Copy out each line of the data that holds the word "allow".
[BEGIN]
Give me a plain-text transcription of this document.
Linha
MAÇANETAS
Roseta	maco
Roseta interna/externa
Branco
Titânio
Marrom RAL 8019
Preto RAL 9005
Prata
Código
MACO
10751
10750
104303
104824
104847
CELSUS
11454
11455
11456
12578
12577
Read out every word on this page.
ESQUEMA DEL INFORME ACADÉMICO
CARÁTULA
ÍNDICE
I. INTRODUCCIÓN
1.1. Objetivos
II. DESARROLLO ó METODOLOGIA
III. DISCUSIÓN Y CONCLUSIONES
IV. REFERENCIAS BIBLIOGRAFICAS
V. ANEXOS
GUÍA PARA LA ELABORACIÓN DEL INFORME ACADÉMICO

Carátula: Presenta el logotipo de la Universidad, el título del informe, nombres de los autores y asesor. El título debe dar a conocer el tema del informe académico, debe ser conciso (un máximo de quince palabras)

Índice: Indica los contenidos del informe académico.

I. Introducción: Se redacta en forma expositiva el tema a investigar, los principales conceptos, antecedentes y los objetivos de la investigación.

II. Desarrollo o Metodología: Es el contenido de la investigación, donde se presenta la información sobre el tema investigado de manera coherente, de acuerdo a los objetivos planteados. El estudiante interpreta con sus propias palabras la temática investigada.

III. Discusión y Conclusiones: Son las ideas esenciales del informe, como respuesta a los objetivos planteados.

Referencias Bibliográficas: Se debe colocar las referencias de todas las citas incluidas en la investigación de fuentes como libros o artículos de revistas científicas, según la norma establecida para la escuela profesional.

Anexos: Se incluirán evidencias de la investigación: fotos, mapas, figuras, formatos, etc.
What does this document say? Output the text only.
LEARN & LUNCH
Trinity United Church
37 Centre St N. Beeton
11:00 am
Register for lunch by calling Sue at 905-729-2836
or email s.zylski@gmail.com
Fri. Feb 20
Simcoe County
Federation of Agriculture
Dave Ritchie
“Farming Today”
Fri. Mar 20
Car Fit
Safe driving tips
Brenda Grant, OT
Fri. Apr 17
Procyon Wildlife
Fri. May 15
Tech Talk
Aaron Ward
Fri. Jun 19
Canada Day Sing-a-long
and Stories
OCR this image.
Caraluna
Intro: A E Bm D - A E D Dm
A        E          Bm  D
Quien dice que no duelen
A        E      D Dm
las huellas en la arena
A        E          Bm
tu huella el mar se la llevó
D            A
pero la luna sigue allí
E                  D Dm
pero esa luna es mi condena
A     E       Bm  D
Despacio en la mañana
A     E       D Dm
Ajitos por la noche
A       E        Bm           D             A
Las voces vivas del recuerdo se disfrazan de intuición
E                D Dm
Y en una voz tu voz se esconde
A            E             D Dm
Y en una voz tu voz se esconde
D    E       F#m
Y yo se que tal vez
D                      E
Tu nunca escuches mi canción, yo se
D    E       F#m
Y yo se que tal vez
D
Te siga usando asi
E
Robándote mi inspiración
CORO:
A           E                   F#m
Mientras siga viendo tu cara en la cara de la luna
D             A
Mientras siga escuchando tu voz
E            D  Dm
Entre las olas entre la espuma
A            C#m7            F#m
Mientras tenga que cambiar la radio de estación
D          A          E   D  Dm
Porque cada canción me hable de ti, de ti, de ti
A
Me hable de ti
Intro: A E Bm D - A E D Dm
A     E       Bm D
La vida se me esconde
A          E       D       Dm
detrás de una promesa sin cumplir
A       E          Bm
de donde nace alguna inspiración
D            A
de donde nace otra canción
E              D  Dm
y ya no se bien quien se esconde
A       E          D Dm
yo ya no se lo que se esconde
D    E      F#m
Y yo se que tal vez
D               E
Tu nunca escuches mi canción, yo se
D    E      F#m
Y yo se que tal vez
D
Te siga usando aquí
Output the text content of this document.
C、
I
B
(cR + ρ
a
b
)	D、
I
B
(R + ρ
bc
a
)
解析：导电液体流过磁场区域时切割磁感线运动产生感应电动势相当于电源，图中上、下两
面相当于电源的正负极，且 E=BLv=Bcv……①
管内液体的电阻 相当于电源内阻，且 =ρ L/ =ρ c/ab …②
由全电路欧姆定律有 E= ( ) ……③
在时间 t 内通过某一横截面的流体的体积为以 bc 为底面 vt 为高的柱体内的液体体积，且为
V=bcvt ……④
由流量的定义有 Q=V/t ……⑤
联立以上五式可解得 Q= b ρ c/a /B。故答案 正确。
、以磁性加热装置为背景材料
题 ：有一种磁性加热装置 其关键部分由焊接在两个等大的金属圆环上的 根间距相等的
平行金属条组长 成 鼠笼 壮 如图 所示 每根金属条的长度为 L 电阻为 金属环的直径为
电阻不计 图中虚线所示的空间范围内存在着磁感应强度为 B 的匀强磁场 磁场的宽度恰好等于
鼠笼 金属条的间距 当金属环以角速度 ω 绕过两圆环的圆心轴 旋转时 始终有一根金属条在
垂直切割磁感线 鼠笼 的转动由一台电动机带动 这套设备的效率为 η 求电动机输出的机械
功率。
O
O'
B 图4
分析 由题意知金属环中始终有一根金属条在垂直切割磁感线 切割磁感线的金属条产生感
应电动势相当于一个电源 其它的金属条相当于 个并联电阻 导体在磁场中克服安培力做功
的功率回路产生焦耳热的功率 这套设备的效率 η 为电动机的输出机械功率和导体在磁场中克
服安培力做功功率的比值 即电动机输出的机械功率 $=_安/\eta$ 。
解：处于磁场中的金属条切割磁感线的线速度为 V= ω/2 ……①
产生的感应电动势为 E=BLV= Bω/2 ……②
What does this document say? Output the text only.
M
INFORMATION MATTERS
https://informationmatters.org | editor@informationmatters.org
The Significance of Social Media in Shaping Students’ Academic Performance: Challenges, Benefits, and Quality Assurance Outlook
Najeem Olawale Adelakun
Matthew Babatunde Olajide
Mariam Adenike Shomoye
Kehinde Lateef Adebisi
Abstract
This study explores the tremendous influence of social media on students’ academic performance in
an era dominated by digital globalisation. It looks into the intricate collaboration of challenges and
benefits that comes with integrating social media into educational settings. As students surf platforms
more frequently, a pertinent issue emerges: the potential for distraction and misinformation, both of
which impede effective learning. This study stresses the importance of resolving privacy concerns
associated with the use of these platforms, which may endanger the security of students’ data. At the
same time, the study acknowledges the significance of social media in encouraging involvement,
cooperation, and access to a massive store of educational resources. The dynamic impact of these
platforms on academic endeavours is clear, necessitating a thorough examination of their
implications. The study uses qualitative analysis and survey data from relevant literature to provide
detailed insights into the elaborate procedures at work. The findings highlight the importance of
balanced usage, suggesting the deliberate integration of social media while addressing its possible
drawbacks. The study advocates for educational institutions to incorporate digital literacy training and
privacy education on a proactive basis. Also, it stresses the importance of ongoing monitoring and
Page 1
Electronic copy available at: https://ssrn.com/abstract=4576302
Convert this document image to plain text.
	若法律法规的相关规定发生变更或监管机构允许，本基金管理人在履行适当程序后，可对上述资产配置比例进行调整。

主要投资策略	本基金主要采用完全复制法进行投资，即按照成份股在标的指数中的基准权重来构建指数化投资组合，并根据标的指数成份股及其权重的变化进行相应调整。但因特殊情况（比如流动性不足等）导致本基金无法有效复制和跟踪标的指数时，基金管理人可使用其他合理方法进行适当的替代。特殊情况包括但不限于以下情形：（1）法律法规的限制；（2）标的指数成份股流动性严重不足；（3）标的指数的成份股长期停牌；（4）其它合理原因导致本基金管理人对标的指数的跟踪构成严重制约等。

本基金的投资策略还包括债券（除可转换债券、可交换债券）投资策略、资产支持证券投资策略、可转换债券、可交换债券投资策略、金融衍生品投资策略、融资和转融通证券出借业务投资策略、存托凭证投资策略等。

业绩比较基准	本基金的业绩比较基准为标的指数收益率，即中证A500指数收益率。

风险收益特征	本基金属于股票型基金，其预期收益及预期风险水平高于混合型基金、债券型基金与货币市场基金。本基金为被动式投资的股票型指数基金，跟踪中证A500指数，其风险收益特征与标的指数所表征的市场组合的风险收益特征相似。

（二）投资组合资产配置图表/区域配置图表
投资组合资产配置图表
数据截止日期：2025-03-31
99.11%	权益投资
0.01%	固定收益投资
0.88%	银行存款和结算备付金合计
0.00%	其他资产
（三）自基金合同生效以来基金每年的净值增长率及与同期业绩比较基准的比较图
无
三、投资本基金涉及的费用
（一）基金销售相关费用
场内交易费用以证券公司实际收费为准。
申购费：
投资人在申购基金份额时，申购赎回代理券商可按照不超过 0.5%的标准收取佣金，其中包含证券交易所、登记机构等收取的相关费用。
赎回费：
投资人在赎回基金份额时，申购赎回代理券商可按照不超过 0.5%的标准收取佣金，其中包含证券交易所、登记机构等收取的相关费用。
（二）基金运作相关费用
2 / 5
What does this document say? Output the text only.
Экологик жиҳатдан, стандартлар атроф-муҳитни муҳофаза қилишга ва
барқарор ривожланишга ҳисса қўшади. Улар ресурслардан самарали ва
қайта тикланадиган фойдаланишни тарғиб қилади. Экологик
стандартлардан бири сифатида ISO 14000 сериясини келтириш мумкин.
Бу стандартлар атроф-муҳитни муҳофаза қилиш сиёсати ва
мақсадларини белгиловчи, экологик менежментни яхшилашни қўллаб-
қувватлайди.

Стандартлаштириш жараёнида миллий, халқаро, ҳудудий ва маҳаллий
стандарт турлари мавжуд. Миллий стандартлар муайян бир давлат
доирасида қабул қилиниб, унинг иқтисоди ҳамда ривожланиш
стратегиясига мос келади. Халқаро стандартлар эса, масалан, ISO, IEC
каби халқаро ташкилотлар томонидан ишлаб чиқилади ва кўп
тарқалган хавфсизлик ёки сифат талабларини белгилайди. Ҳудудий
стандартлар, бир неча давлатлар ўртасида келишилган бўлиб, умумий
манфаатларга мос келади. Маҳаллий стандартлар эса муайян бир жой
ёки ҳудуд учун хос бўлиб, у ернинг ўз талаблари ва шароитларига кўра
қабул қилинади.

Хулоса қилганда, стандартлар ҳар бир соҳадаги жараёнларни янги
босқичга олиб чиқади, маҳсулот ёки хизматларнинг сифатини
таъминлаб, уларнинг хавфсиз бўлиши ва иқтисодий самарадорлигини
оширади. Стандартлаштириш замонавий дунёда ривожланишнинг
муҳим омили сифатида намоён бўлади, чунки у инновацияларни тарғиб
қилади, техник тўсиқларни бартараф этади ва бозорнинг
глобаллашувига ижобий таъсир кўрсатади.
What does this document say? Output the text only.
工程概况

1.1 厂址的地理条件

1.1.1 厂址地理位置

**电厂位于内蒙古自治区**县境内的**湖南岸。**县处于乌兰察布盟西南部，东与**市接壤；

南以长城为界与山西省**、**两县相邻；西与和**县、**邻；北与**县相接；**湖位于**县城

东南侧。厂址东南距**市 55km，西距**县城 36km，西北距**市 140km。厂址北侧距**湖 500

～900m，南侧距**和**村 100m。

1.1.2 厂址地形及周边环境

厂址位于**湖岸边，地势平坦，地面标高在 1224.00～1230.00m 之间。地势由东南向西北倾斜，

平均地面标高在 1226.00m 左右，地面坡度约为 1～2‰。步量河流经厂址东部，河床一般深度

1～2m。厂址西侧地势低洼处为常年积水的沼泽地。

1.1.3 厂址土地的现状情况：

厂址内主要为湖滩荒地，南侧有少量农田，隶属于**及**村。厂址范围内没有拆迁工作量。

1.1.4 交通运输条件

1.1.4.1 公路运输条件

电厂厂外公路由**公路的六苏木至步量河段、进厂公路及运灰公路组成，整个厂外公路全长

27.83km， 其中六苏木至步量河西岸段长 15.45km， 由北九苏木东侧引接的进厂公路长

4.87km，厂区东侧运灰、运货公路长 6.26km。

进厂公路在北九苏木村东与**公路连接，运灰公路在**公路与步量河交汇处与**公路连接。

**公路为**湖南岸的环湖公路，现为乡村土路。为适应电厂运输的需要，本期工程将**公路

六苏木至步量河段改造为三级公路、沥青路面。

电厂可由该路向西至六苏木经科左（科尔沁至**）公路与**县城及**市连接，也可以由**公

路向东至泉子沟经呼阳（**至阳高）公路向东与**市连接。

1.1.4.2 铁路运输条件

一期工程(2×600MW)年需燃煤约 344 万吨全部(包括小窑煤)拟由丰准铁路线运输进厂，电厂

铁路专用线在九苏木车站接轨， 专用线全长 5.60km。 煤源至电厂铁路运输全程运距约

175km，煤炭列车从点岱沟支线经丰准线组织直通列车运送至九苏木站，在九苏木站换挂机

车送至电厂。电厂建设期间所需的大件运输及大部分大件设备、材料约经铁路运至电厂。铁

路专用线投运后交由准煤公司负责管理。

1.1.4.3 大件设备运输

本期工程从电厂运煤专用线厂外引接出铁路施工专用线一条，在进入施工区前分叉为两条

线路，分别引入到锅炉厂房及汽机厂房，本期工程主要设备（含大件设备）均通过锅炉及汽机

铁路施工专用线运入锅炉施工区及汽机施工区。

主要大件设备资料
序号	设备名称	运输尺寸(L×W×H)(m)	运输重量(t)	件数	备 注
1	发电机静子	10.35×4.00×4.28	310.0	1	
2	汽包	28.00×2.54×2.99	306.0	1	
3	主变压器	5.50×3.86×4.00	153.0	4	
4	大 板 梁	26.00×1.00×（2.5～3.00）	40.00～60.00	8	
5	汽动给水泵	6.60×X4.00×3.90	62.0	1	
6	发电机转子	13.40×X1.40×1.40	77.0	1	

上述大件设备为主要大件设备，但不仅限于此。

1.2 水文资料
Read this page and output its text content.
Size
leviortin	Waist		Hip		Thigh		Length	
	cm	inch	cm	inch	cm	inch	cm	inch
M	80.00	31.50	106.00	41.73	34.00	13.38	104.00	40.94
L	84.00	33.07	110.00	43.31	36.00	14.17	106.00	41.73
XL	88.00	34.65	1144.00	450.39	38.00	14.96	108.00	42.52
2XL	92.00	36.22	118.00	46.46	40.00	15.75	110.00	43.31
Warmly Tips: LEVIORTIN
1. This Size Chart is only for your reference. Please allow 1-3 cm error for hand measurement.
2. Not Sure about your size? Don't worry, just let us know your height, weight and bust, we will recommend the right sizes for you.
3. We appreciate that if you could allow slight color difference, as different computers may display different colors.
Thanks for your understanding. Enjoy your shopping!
[END]
- In response -
1. This Size Chart is only for your reference. Please allow 1-3 cm error for hand measurement.
3. We appreciate that if you could allow slight color difference, as different computers may display different colors.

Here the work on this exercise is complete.